## Available records
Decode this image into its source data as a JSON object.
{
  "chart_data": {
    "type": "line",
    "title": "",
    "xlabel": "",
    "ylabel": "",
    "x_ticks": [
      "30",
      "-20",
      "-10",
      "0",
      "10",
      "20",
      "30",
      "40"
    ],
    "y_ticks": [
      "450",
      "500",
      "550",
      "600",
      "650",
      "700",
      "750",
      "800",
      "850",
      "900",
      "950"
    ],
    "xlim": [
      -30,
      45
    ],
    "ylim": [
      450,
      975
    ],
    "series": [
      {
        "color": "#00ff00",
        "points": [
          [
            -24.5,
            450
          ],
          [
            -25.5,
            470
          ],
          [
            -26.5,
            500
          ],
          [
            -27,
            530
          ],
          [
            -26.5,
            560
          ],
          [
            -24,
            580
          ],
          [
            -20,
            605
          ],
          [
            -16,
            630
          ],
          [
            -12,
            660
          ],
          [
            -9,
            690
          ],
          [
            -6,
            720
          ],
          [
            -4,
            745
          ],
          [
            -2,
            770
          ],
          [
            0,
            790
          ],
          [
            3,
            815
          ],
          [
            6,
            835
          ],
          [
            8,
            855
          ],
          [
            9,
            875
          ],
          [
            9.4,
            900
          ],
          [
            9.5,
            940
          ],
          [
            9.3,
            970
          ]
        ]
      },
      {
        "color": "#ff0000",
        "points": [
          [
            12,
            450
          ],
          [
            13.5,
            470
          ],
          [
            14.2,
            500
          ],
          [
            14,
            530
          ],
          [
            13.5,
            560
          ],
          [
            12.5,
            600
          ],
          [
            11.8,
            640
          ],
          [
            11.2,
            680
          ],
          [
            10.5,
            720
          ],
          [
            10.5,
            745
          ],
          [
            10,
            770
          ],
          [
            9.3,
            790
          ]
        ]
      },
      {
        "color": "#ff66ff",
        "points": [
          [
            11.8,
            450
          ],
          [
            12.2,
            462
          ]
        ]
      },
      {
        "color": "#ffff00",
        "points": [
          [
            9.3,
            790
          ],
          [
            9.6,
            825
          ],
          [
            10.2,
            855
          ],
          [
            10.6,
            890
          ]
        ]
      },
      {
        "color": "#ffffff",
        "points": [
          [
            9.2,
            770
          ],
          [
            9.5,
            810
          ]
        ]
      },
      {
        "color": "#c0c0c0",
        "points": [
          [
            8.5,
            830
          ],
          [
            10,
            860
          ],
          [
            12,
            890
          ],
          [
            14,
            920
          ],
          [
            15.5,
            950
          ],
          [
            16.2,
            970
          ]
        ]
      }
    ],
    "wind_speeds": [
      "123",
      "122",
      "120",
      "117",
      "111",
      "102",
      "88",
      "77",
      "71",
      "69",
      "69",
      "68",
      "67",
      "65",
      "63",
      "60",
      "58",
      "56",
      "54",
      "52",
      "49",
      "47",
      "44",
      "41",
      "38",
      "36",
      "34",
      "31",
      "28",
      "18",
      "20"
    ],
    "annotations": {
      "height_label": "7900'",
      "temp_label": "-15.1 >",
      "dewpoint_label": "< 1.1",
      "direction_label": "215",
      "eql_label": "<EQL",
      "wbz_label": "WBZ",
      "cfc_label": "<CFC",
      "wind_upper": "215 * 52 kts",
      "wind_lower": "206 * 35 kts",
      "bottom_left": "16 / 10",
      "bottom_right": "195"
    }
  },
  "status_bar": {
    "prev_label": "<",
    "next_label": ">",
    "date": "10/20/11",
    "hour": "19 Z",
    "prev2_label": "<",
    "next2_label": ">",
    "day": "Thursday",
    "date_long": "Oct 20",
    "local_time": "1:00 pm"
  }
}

## Task objective
Make a verbatim copy of every entry shown above.

## Task answer
Decode this image into its source data as a JSON object.
{
  "chart_data": {
    "type": "line",
    "title": "",
    "xlabel": "",
    "ylabel": "",
    "x_ticks": [
      "30",
      "-20",
      "-10",
      "0",
      "10",
      "20",
      "30",
      "40"
    ],
    "y_ticks": [
      "450",
      "500",
      "550",
      "600",
      "650",
      "700",
      "750",
      "800",
      "850",
      "900",
      "950"
    ],
    "xlim": [
      -30,
      45
    ],
    "ylim": [
      450,
      975
    ],
    "series": [
      {
        "color": "#00ff00",
        "points": [
          [
            -24.5,
            450
          ],
          [
            -25.5,
            470
          ],
          [
            -26.5,
            500
          ],
          [
            -27,
            530
          ],
          [
            -26.5,
            560
          ],
          [
            -24,
            580
          ],
          [
            -20,
            605
          ],
          [
            -16,
            630
          ],
          [
            -12,
            660
          ],
          [
            -9,
            690
          ],
          [
            -6,
            720
          ],
          [
            -4,
            745
          ],
          [
            -2,
            770
          ],
          [
            0,
            790
          ],
          [
            3,
            815
          ],
          [
            6,
            835
          ],
          [
            8,
            855
          ],
          [
            9,
            875
          ],
          [
            9.4,
            900
          ],
          [
            9.5,
            940
          ],
          [
            9.3,
            970
          ]
        ]
      },
      {
        "color": "#ff0000",
        "points": [
          [
            12,
            450
          ],
          [
            13.5,
            470
          ],
          [
            14.2,
            500
          ],
          [
            14,
            530
          ],
          [
            13.5,
            560
          ],
          [
            12.5,
            600
          ],
          [
            11.8,
            640
          ],
          [
            11.2,
            680
          ],
          [
            10.5,
            720
          ],
          [
            10.5,
            745
          ],
          [
            10,
            770
          ],
          [
            9.3,
            790
          ]
        ]
      },
      {
        "color": "#ff66ff",
        "points": [
          [
            11.8,
            450
          ],
          [
            12.2,
            462
          ]
        ]
      },
      {
        "color": "#ffff00",
        "points": [
          [
            9.3,
            790
          ],
          [
            9.6,
            825
          ],
          [
            10.2,
            855
          ],
          [
            10.6,
            890
          ]
        ]
      },
      {
        "color": "#ffffff",
        "points": [
          [
            9.2,
            770
          ],
          [
            9.5,
            810
          ]
        ]
      },
      {
        "color": "#c0c0c0",
        "points": [
          [
            8.5,
            830
          ],
          [
            10,
            860
          ],
          [
            12,
            890
          ],
          [
            14,
            920
          ],
          [
            15.5,
            950
          ],
          [
            16.2,
            970
          ]
        ]
      }
    ],
    "wind_speeds": [
      "123",
      "122",
      "120",
      "117",
      "111",
      "102",
      "88",
      "77",
      "71",
      "69",
      "69",
      "68",
      "67",
      "65",
      "63",
      "60",
      "58",
      "56",
      "54",
      "52",
      "49",
      "47",
      "44",
      "41",
      "38",
      "36",
      "34",
      "31",
      "28",
      "18",
      "20"
    ],
    "annotations": {
      "height_label": "7900'",
      "temp_label": "-15.1 >",
      "dewpoint_label": "< 1.1",
      "direction_label": "215",
      "eql_label": "<EQL",
      "wbz_label": "WBZ",
      "cfc_label": "<CFC",
      "wind_upper": "215 * 52 kts",
      "wind_lower": "206 * 35 kts",
      "bottom_left": "16 / 10",
      "bottom_right": "195"
    }
  },
  "status_bar": {
    "prev_label": "<",
    "next_label": ">",
    "date": "10/20/11",
    "hour": "19 Z",
    "prev2_label": "<",
    "next2_label": ">",
    "day": "Thursday",
    "date_long": "Oct 20",
    "local_time": "1:00 pm"
  }
}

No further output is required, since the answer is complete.